***** RECORDS FOR THE TASK

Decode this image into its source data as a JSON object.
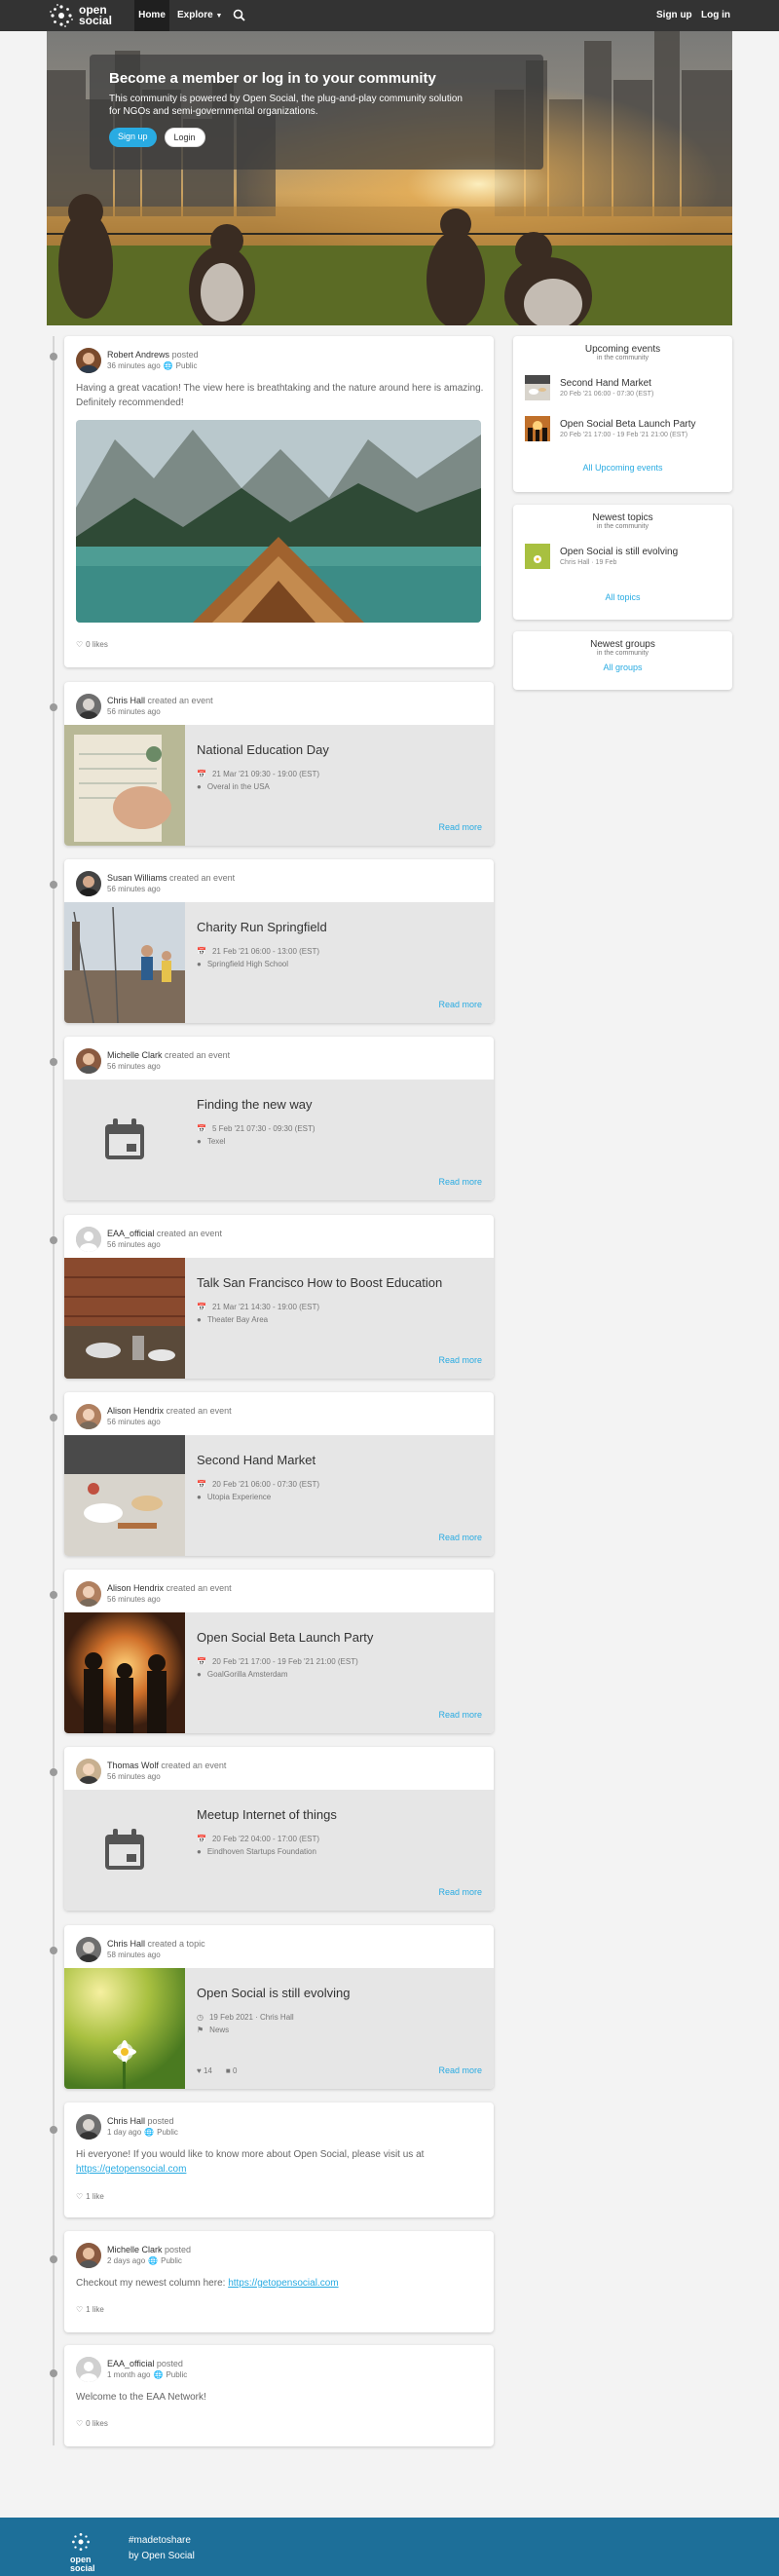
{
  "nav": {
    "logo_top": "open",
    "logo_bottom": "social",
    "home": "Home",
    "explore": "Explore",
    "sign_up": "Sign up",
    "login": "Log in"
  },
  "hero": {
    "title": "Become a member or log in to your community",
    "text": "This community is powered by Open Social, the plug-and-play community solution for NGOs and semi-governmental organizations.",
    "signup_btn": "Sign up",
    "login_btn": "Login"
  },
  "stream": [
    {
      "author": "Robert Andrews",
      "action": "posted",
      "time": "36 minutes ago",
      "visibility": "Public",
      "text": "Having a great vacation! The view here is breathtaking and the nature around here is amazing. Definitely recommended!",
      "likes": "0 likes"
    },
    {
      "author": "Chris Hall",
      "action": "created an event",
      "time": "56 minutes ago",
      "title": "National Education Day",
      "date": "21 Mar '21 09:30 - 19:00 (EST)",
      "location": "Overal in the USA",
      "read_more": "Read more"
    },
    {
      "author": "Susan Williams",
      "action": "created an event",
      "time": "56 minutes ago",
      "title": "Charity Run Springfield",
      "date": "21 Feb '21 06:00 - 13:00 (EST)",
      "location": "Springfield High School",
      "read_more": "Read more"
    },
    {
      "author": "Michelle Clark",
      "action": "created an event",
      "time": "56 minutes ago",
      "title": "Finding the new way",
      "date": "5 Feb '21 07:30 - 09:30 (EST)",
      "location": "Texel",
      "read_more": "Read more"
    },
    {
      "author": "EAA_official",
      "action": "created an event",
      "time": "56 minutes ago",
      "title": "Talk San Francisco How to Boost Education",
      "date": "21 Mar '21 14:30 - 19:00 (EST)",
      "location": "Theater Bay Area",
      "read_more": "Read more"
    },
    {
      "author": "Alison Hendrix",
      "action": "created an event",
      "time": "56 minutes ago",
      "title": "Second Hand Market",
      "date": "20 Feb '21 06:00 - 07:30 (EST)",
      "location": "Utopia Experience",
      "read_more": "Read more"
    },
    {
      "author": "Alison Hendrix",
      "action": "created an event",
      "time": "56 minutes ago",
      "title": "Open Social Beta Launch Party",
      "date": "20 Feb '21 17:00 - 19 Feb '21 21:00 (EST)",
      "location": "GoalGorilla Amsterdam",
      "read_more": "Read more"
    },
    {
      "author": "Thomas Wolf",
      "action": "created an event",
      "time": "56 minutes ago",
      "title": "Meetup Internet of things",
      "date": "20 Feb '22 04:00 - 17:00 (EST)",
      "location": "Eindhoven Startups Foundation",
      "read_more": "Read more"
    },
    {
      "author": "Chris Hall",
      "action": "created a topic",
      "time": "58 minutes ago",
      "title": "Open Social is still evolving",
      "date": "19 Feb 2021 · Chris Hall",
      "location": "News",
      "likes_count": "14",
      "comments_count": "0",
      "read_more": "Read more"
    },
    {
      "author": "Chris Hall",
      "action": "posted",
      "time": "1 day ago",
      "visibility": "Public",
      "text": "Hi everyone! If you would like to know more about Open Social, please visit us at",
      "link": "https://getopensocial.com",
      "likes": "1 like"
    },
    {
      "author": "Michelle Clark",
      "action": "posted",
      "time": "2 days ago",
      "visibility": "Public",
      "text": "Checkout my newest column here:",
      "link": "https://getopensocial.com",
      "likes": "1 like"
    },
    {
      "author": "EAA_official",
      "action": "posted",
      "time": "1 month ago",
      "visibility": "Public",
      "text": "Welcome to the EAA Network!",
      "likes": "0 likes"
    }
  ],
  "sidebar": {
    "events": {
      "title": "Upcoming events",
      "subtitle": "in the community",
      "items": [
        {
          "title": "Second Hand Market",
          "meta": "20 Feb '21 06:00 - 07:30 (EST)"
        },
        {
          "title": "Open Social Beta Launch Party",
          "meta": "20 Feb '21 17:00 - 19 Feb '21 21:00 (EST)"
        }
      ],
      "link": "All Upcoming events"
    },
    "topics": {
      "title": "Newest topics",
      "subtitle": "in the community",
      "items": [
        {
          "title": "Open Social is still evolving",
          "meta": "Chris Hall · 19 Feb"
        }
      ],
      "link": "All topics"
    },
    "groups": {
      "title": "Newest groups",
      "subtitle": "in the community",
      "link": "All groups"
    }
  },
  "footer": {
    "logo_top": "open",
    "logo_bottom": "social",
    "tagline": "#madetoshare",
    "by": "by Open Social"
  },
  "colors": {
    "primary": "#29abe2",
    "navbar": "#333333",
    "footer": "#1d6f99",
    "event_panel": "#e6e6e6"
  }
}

**********
***** RECORDS FOR THE TASK

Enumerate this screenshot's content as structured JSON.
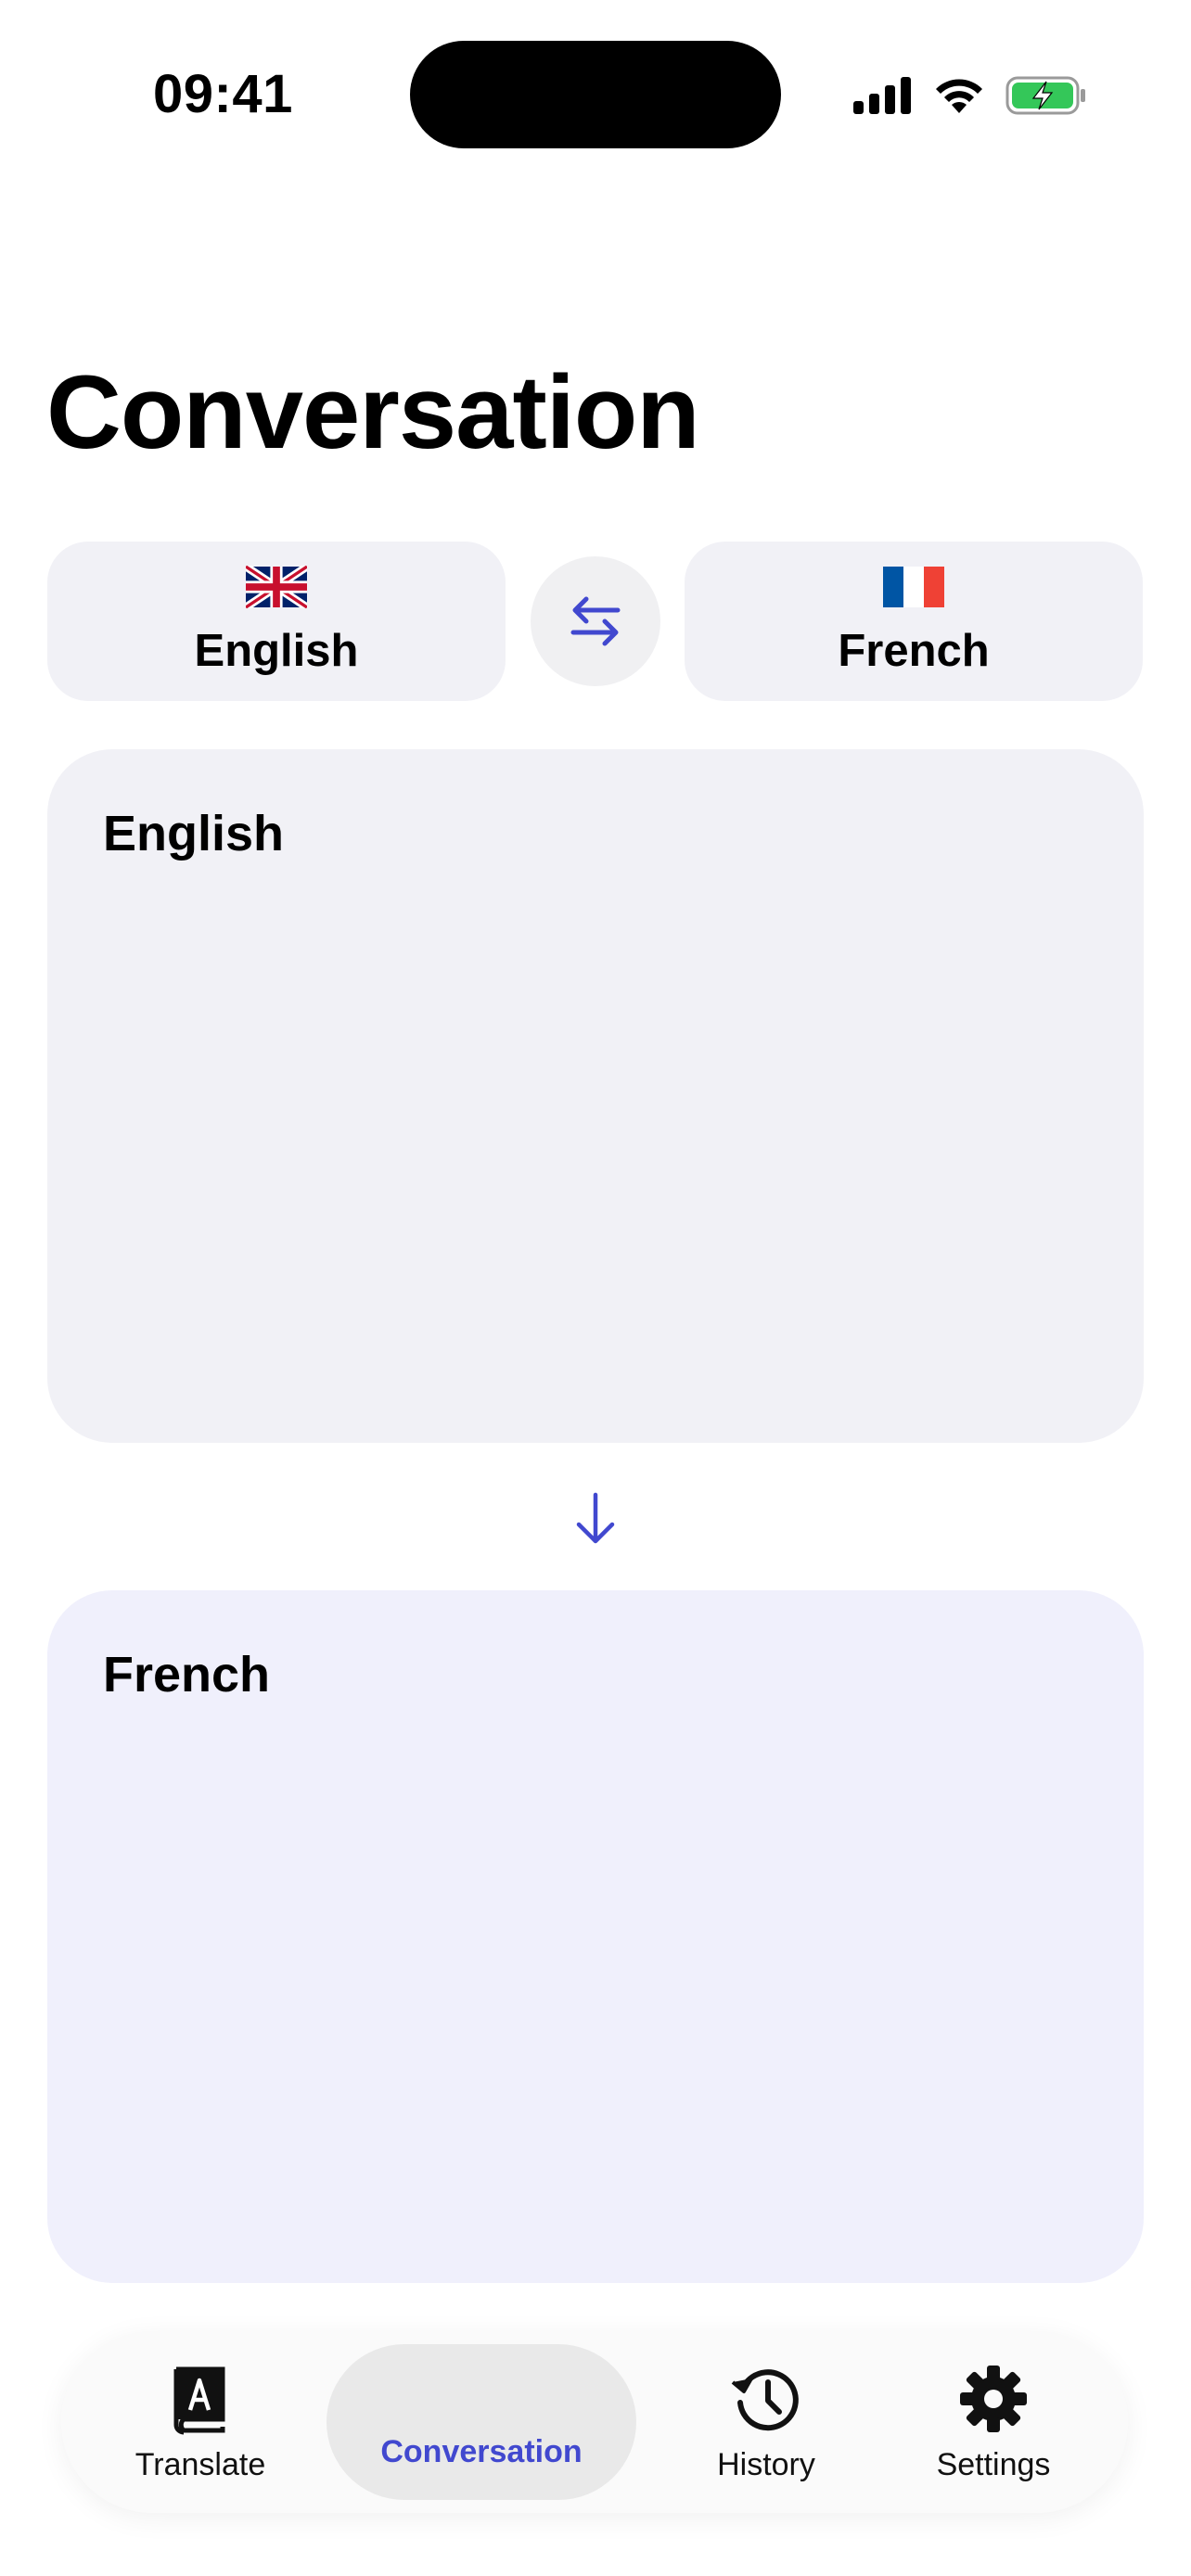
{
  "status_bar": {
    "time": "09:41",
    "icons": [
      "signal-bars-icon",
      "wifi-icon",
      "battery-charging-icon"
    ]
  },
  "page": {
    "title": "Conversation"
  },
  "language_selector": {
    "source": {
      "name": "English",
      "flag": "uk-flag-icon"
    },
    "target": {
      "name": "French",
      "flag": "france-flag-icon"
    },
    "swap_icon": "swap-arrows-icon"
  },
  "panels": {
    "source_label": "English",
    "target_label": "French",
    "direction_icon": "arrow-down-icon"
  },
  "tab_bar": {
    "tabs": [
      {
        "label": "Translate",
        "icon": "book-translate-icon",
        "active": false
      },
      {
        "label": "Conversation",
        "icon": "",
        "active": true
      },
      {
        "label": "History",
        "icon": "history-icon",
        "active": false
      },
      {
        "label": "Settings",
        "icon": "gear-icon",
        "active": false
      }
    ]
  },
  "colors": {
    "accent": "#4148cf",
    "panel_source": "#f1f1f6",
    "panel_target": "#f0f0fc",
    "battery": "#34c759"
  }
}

**********

• _YOUR GOAL_
Identify how many lines in the entries above contain the word "Conversation" and provide only that figure.

• _ANSWER TO THE EXERCISE_
2